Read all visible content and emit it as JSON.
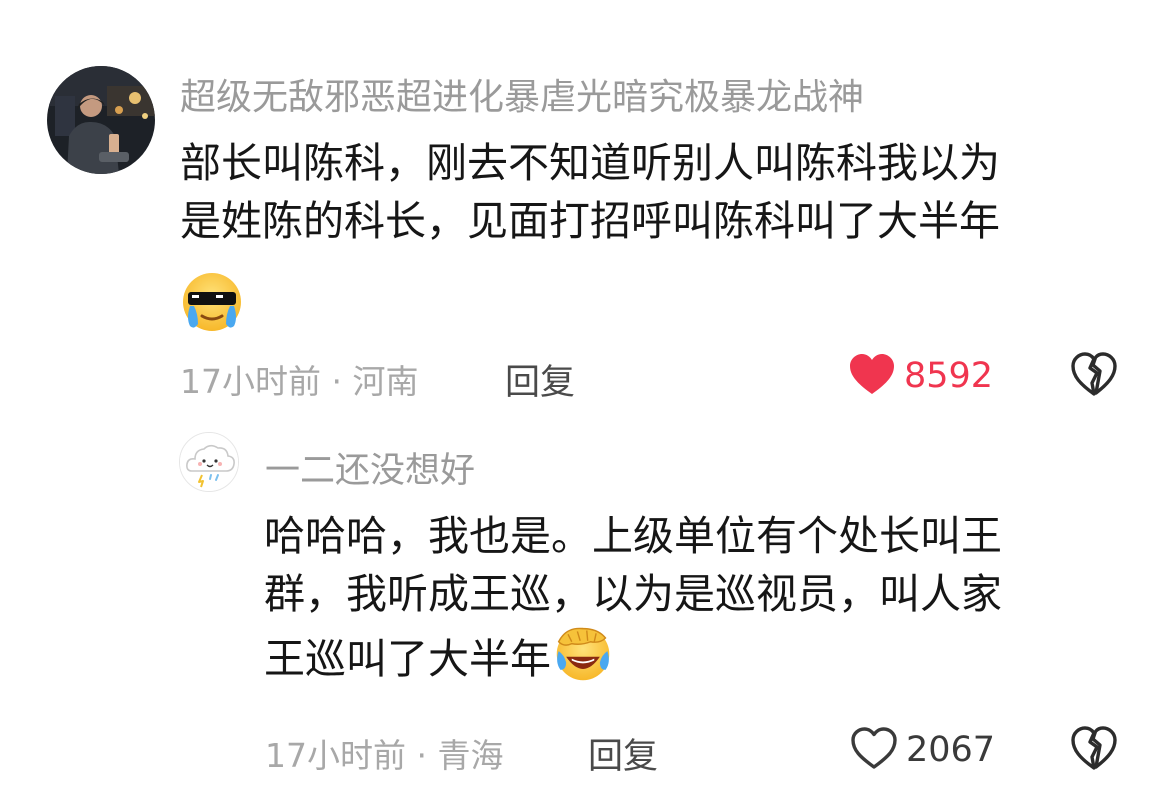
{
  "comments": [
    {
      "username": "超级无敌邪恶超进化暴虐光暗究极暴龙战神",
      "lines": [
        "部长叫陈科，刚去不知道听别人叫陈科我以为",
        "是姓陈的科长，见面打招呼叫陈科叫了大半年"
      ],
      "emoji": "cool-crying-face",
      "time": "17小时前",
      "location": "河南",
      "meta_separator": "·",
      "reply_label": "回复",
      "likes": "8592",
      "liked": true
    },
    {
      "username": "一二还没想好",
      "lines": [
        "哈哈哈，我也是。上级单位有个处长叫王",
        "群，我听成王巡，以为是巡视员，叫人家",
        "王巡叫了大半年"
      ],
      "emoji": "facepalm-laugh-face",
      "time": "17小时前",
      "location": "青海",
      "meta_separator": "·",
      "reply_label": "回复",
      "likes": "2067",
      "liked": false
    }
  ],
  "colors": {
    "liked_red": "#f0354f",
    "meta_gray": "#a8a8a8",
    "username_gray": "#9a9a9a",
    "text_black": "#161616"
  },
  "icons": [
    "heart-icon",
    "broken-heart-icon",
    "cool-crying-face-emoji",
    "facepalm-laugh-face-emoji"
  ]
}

Work to be completed: Without including any picture, retype the entries exactly.

The answer:
Read all visible content and emit it as JSON.
{
  "comments": [
    {
      "username": "超级无敌邪恶超进化暴虐光暗究极暴龙战神",
      "lines": [
        "部长叫陈科，刚去不知道听别人叫陈科我以为",
        "是姓陈的科长，见面打招呼叫陈科叫了大半年"
      ],
      "emoji": "cool-crying-face",
      "time": "17小时前",
      "location": "河南",
      "meta_separator": "·",
      "reply_label": "回复",
      "likes": "8592",
      "liked": true
    },
    {
      "username": "一二还没想好",
      "lines": [
        "哈哈哈，我也是。上级单位有个处长叫王",
        "群，我听成王巡，以为是巡视员，叫人家",
        "王巡叫了大半年"
      ],
      "emoji": "facepalm-laugh-face",
      "time": "17小时前",
      "location": "青海",
      "meta_separator": "·",
      "reply_label": "回复",
      "likes": "2067",
      "liked": false
    }
  ],
  "colors": {
    "liked_red": "#f0354f",
    "meta_gray": "#a8a8a8",
    "username_gray": "#9a9a9a",
    "text_black": "#161616"
  },
  "icons": [
    "heart-icon",
    "broken-heart-icon",
    "cool-crying-face-emoji",
    "facepalm-laugh-face-emoji"
  ]
}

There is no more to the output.